*Written task*
Repeat all of the material below exactly as written, images excluded.

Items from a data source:
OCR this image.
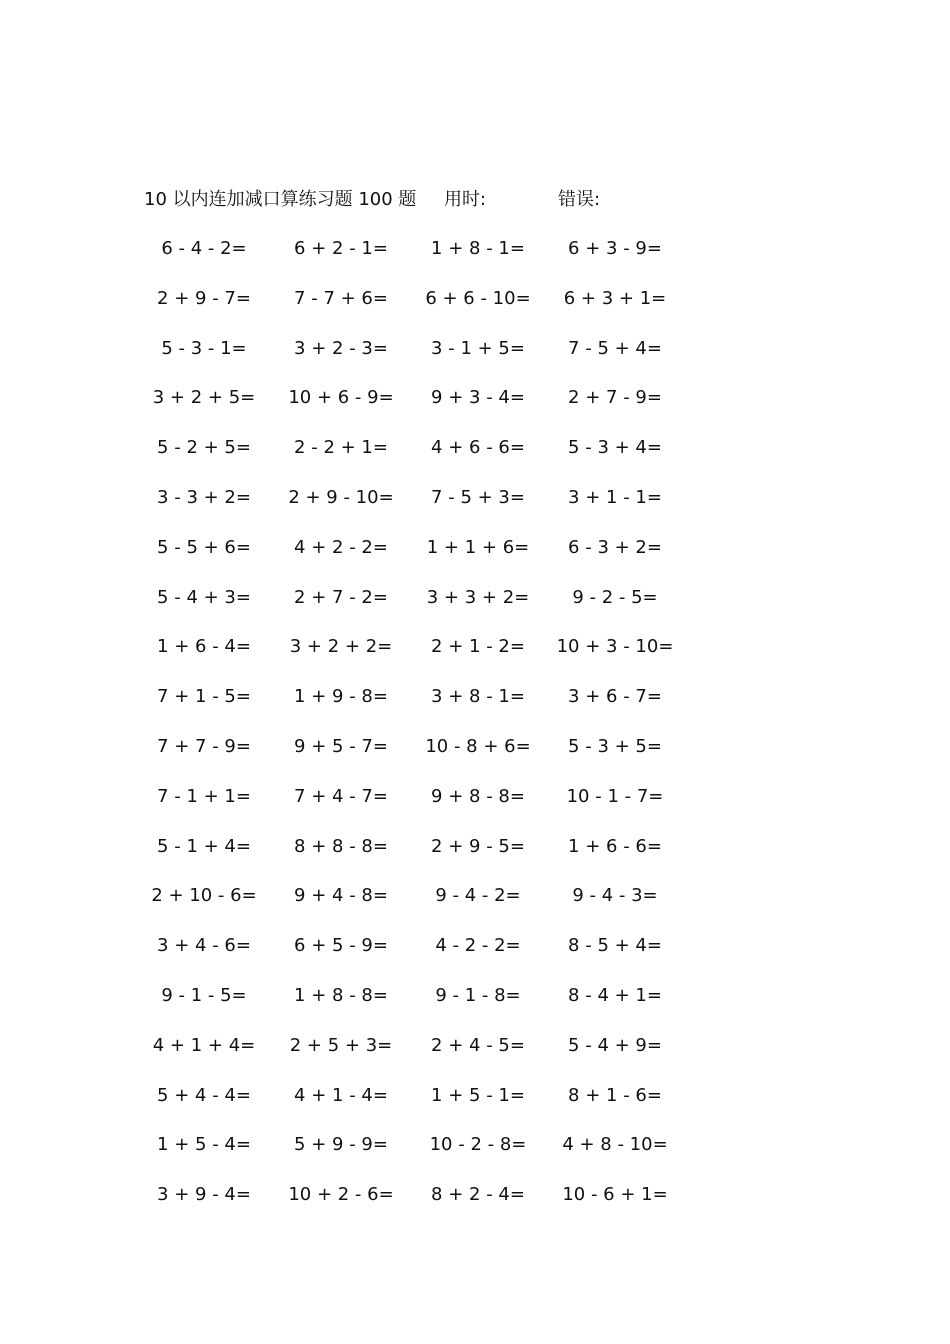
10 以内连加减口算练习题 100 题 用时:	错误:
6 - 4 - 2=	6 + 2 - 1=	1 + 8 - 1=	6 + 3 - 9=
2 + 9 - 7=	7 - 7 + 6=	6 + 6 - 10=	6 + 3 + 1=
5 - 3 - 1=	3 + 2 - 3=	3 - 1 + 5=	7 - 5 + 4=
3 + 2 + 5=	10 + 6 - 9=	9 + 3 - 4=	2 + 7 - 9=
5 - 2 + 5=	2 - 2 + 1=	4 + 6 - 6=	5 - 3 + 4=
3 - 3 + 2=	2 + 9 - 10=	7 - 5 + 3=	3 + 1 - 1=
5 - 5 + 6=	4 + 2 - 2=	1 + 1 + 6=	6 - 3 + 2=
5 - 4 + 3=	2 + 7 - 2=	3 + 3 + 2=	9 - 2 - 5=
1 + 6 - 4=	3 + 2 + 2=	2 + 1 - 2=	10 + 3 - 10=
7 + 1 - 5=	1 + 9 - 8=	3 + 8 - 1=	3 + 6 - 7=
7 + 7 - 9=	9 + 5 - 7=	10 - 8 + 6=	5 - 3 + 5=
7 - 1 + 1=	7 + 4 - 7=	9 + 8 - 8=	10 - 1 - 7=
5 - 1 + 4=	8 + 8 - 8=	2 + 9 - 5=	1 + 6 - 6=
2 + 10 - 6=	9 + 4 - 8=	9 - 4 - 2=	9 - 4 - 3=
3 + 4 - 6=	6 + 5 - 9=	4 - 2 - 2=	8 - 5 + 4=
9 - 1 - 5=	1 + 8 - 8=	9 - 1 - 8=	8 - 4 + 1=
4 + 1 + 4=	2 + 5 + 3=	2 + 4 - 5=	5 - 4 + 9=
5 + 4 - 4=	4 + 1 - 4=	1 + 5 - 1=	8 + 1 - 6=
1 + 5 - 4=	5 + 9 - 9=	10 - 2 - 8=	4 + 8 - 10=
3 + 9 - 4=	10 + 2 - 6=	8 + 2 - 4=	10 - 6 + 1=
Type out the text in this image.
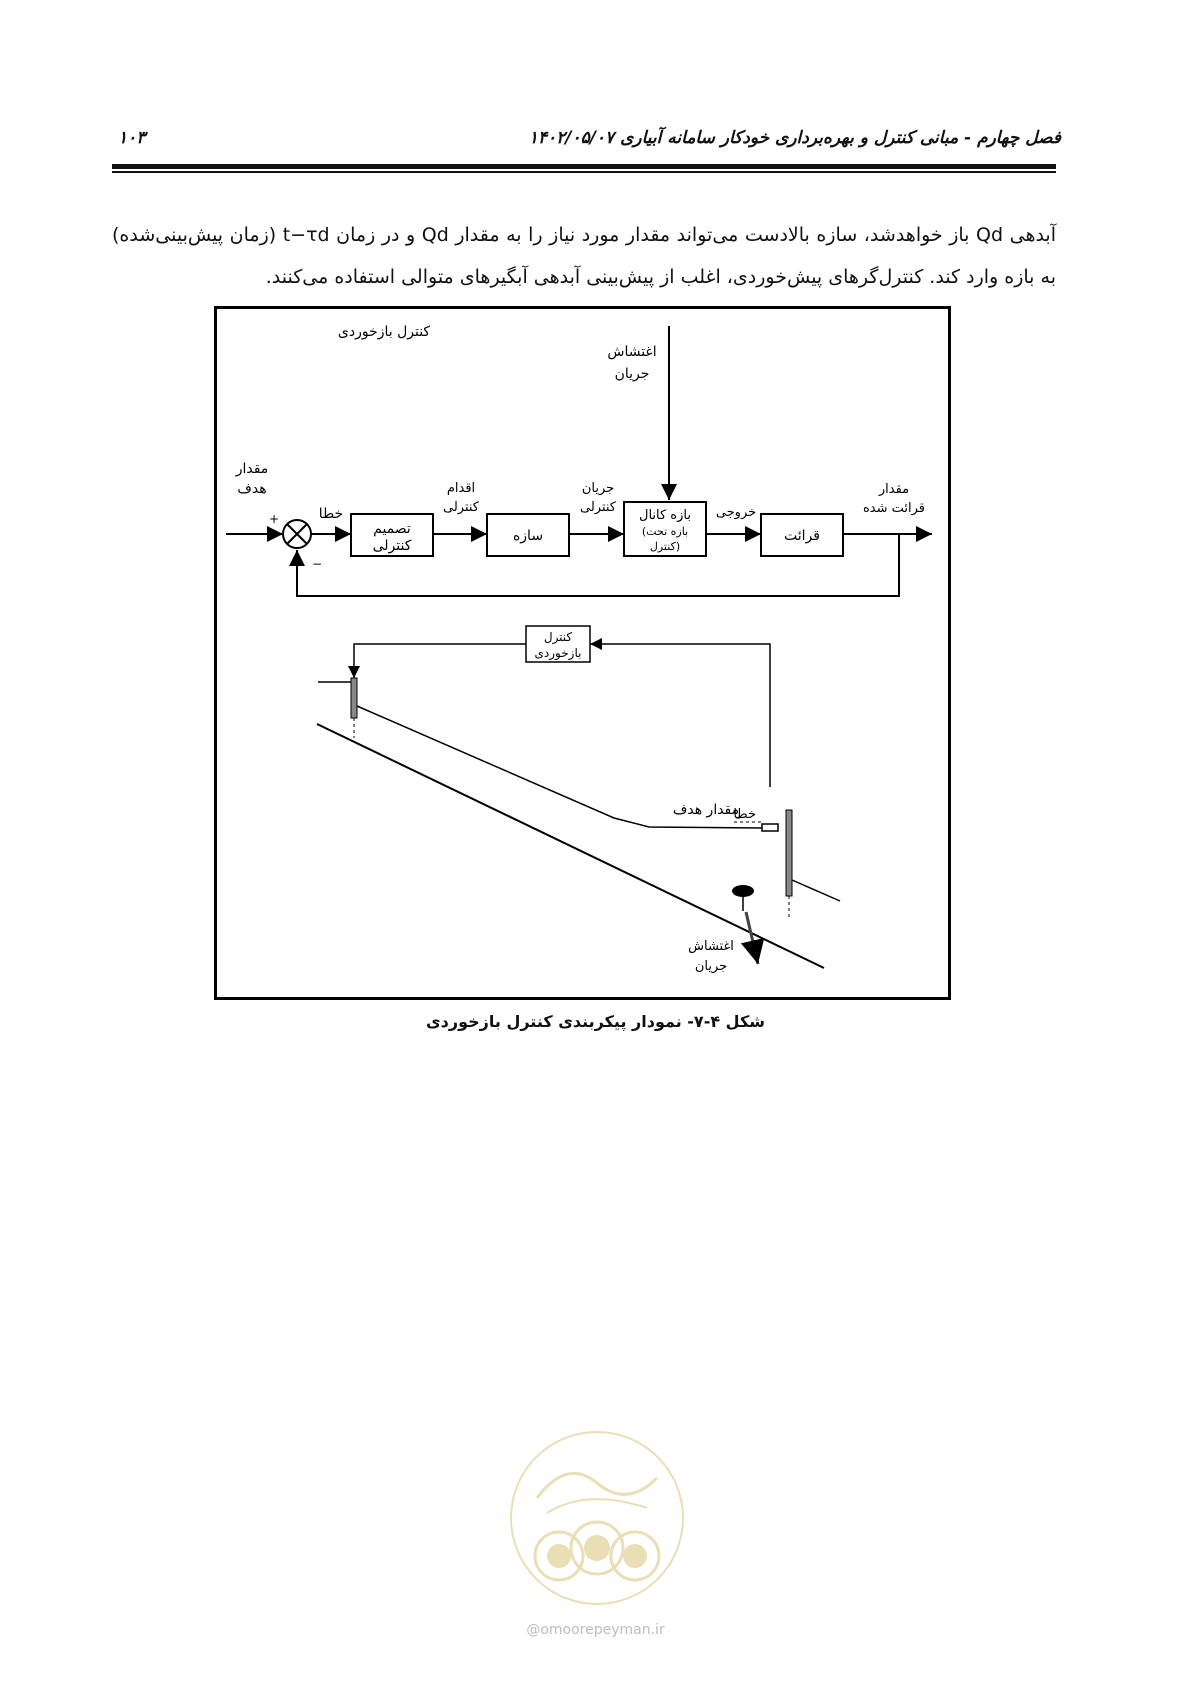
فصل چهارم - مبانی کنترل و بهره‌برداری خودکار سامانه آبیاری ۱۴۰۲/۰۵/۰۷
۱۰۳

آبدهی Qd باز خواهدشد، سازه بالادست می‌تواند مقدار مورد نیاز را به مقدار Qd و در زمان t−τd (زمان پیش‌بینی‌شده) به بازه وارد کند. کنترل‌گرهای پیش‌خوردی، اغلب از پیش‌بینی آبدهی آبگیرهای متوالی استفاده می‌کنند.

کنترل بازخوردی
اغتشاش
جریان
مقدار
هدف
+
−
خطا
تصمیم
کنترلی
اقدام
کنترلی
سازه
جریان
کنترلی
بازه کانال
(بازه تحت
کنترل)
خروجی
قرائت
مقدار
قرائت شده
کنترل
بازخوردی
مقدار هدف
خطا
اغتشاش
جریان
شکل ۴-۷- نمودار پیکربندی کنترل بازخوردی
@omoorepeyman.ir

*Task answer*
OCR this image.
10 以内连加减口算练习题 100 题 用时:	错误:
6 - 4 - 2=	6 + 2 - 1=	1 + 8 - 1=	6 + 3 - 9=
2 + 9 - 7=	7 - 7 + 6=	6 + 6 - 10=	6 + 3 + 1=
5 - 3 - 1=	3 + 2 - 3=	3 - 1 + 5=	7 - 5 + 4=
3 + 2 + 5=	10 + 6 - 9=	9 + 3 - 4=	2 + 7 - 9=
5 - 2 + 5=	2 - 2 + 1=	4 + 6 - 6=	5 - 3 + 4=
3 - 3 + 2=	2 + 9 - 10=	7 - 5 + 3=	3 + 1 - 1=
5 - 5 + 6=	4 + 2 - 2=	1 + 1 + 6=	6 - 3 + 2=
5 - 4 + 3=	2 + 7 - 2=	3 + 3 + 2=	9 - 2 - 5=
1 + 6 - 4=	3 + 2 + 2=	2 + 1 - 2=	10 + 3 - 10=
7 + 1 - 5=	1 + 9 - 8=	3 + 8 - 1=	3 + 6 - 7=
7 + 7 - 9=	9 + 5 - 7=	10 - 8 + 6=	5 - 3 + 5=
7 - 1 + 1=	7 + 4 - 7=	9 + 8 - 8=	10 - 1 - 7=
5 - 1 + 4=	8 + 8 - 8=	2 + 9 - 5=	1 + 6 - 6=
2 + 10 - 6=	9 + 4 - 8=	9 - 4 - 2=	9 - 4 - 3=
3 + 4 - 6=	6 + 5 - 9=	4 - 2 - 2=	8 - 5 + 4=
9 - 1 - 5=	1 + 8 - 8=	9 - 1 - 8=	8 - 4 + 1=
4 + 1 + 4=	2 + 5 + 3=	2 + 4 - 5=	5 - 4 + 9=
5 + 4 - 4=	4 + 1 - 4=	1 + 5 - 1=	8 + 1 - 6=
1 + 5 - 4=	5 + 9 - 9=	10 - 2 - 8=	4 + 8 - 10=
3 + 9 - 4=	10 + 2 - 6=	8 + 2 - 4=	10 - 6 + 1=
Type out the text in this image.
فصل چهارم - مبانی کنترل و بهره‌برداری خودکار سامانه آبیاری ۱۴۰۲/۰۵/۰۷
۱۰۳

آبدهی Qd باز خواهدشد، سازه بالادست می‌تواند مقدار مورد نیاز را به مقدار Qd و در زمان t−τd (زمان پیش‌بینی‌شده) به بازه وارد کند. کنترل‌گرهای پیش‌خوردی، اغلب از پیش‌بینی آبدهی آبگیرهای متوالی استفاده می‌کنند.

کنترل بازخوردی
اغتشاش
جریان
مقدار
هدف
+
−
خطا
تصمیم
کنترلی
اقدام
کنترلی
سازه
جریان
کنترلی
بازه کانال
(بازه تحت
کنترل)
خروجی
قرائت
مقدار
قرائت شده
کنترل
بازخوردی
مقدار هدف
خطا
اغتشاش
جریان
شکل ۴-۷- نمودار پیکربندی کنترل بازخوردی
@omoorepeyman.ir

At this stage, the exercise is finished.